[Annotated region listings]
________________________
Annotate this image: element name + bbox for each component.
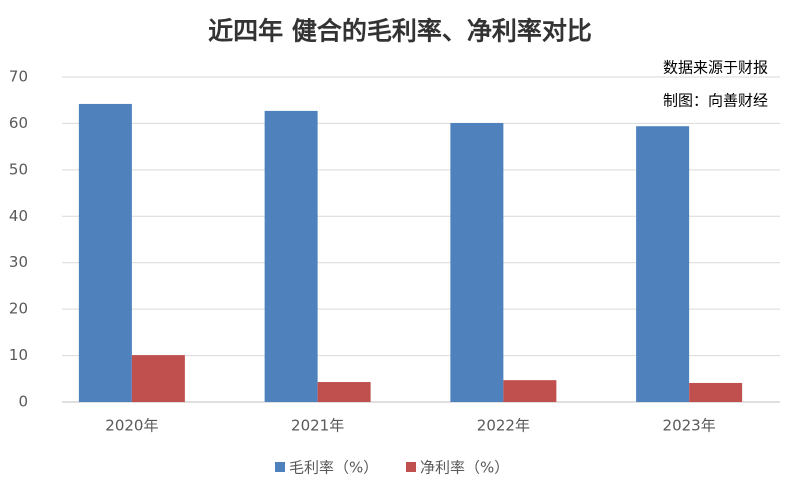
x-tick-label: 2021年 xyxy=(291,417,344,435)
y-tick-label: 70 xyxy=(9,68,28,86)
legend-swatch xyxy=(275,462,285,472)
y-tick-label: 40 xyxy=(9,207,28,225)
bar xyxy=(78,103,132,402)
chart-title: 近四年 健合的毛利率、净利率对比 xyxy=(208,17,592,46)
annotation: 制图：向善财经 xyxy=(663,92,768,110)
bar xyxy=(689,382,743,402)
bar xyxy=(131,355,185,402)
legend-label: 净利率（%） xyxy=(420,459,509,477)
x-tick-label: 2023年 xyxy=(663,417,716,435)
legend-label: 毛利率（%） xyxy=(289,459,378,477)
x-tick-label: 2022年 xyxy=(477,417,530,435)
bar xyxy=(264,110,318,403)
y-tick-label: 30 xyxy=(9,253,28,271)
bar xyxy=(317,382,371,402)
x-tick-label: 2020年 xyxy=(105,417,158,435)
y-tick-label: 60 xyxy=(9,114,28,132)
y-tick-label: 50 xyxy=(9,160,28,178)
bar xyxy=(450,122,504,402)
legend-swatch xyxy=(406,462,416,472)
bar xyxy=(636,126,690,402)
y-tick-label: 0 xyxy=(18,393,28,411)
annotation: 数据来源于财报 xyxy=(663,59,768,77)
bar xyxy=(503,380,557,402)
y-tick-label: 10 xyxy=(9,346,28,364)
y-tick-label: 20 xyxy=(9,300,28,318)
________________________
Written problem:
Print every line of the items above verbatim, leaving out the pictures.

Exercise result:
Annotate this image: element name + bbox for each component.
x-tick-label: 2021年 xyxy=(291,417,344,435)
y-tick-label: 70 xyxy=(9,68,28,86)
legend-swatch xyxy=(275,462,285,472)
y-tick-label: 40 xyxy=(9,207,28,225)
bar xyxy=(78,103,132,402)
chart-title: 近四年 健合的毛利率、净利率对比 xyxy=(208,17,592,46)
annotation: 制图：向善财经 xyxy=(663,92,768,110)
bar xyxy=(689,382,743,402)
bar xyxy=(131,355,185,402)
legend-label: 净利率（%） xyxy=(420,459,509,477)
x-tick-label: 2023年 xyxy=(663,417,716,435)
legend-label: 毛利率（%） xyxy=(289,459,378,477)
x-tick-label: 2022年 xyxy=(477,417,530,435)
bar xyxy=(264,110,318,403)
y-tick-label: 30 xyxy=(9,253,28,271)
bar xyxy=(317,382,371,402)
x-tick-label: 2020年 xyxy=(105,417,158,435)
y-tick-label: 60 xyxy=(9,114,28,132)
y-tick-label: 50 xyxy=(9,160,28,178)
bar xyxy=(450,122,504,402)
legend-swatch xyxy=(406,462,416,472)
bar xyxy=(636,126,690,402)
y-tick-label: 0 xyxy=(18,393,28,411)
annotation: 数据来源于财报 xyxy=(663,59,768,77)
bar xyxy=(503,380,557,402)
y-tick-label: 10 xyxy=(9,346,28,364)
y-tick-label: 20 xyxy=(9,300,28,318)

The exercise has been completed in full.